▶ Stated problem
Scan the records for the string "network"; copy each line where it occurs.

(Dataset items)
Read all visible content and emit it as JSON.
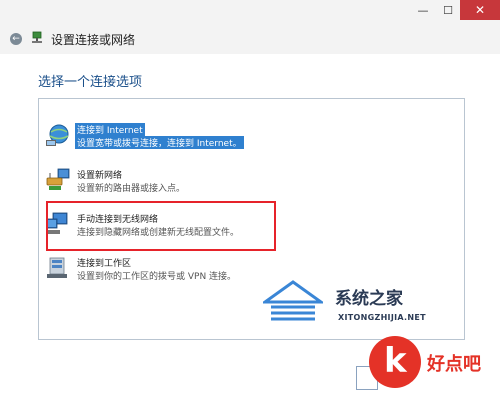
{
  "window": {
    "controls": {
      "minimize": "—",
      "maximize": "☐",
      "close": "✕"
    }
  },
  "nav": {
    "title": "设置连接或网络"
  },
  "main": {
    "heading": "选择一个连接选项",
    "options": [
      {
        "title": "连接到 Internet",
        "desc": "设置宽带或拨号连接，连接到 Internet。",
        "icon": "globe-network-icon",
        "selected": true
      },
      {
        "title": "设置新网络",
        "desc": "设置新的路由器或接入点。",
        "icon": "router-setup-icon",
        "selected": false
      },
      {
        "title": "手动连接到无线网络",
        "desc": "连接到隐藏网络或创建新无线配置文件。",
        "icon": "wireless-network-icon",
        "selected": false
      },
      {
        "title": "连接到工作区",
        "desc": "设置到你的工作区的拨号或 VPN 连接。",
        "icon": "workplace-vpn-icon",
        "selected": false
      }
    ]
  },
  "watermark": {
    "site_name": "系统之家",
    "site_url": "XITONGZHIJIA.NET"
  },
  "logo": {
    "letter": "k",
    "text": "好点吧"
  },
  "colors": {
    "accent": "#2f80cf",
    "highlight_box": "#e6232a",
    "close_button": "#c7373b",
    "logo_red": "#e43227"
  }
}
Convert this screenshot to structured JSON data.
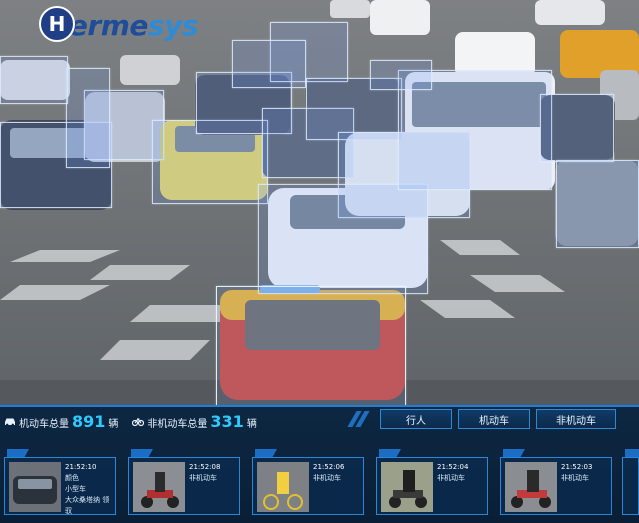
{
  "brand": {
    "logo_letter": "H",
    "name_part1": "Herme",
    "name_part2": "sys"
  },
  "stats": {
    "motor": {
      "icon": "car-icon",
      "label": "机动车总量",
      "value": "891",
      "unit": "辆"
    },
    "nonmotor": {
      "icon": "bicycle-icon",
      "label": "非机动车总量",
      "value": "331",
      "unit": "辆"
    }
  },
  "tabs": [
    {
      "label": "行人"
    },
    {
      "label": "机动车"
    },
    {
      "label": "非机动车"
    }
  ],
  "cards": [
    {
      "time": "21:52:10",
      "lines": [
        "颜色",
        "小型车",
        "大众桑塔纳 领驭"
      ],
      "thumb": "car"
    },
    {
      "time": "21:52:08",
      "lines": [
        "非机动车"
      ],
      "thumb": "scooter"
    },
    {
      "time": "21:52:06",
      "lines": [
        "非机动车"
      ],
      "thumb": "bike"
    },
    {
      "time": "21:52:04",
      "lines": [
        "非机动车"
      ],
      "thumb": "scooter"
    },
    {
      "time": "21:52:03",
      "lines": [
        "非机动车"
      ],
      "thumb": "scooter"
    }
  ],
  "colors": {
    "accent": "#2ec9ff",
    "panel_border": "#1f7fd6",
    "detection_box": "#dcebff"
  }
}
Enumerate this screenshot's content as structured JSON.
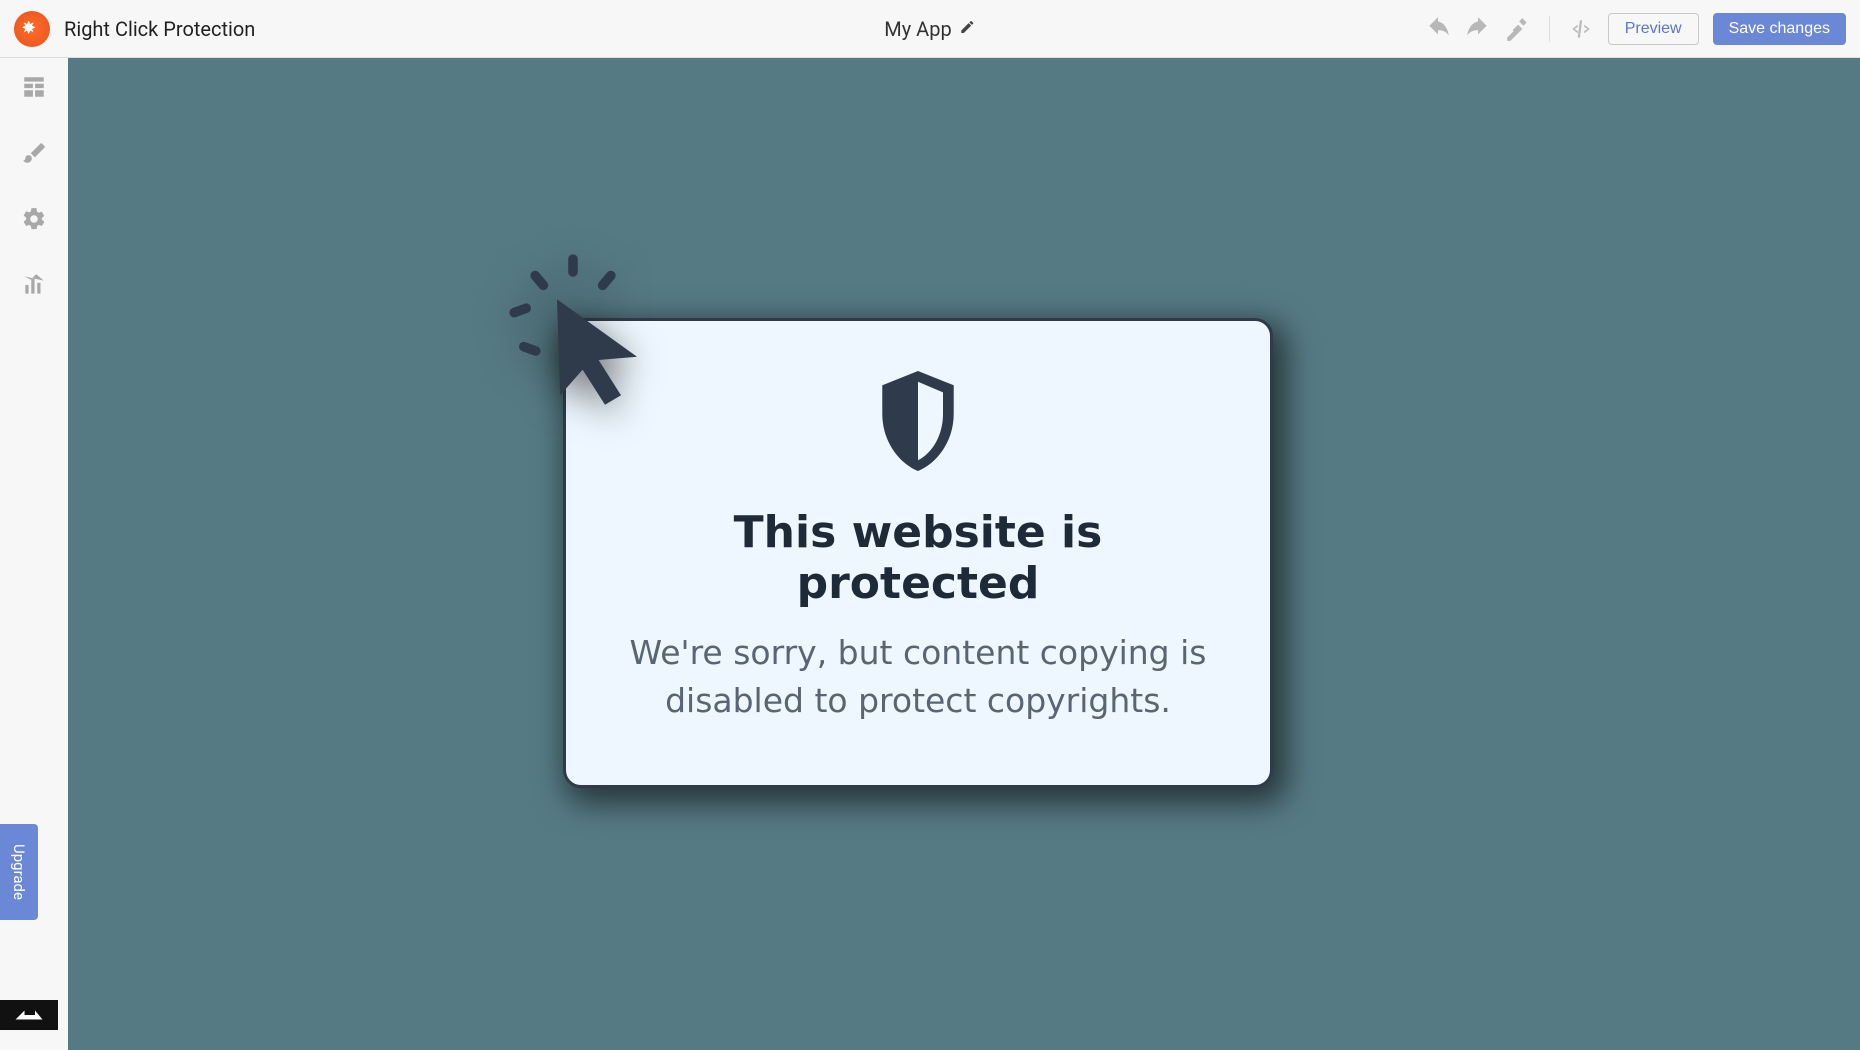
{
  "topbar": {
    "page_title": "Right Click Protection",
    "app_name": "My App",
    "preview_label": "Preview",
    "save_label": "Save changes"
  },
  "upgrade_label": "Upgrade",
  "card": {
    "heading": "This website is protected",
    "body": "We're sorry, but content copying is disabled to protect copyrights."
  }
}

▶ Solution below
        "icon": "globe-network-icon",
        "icon": "wireless-network-icon",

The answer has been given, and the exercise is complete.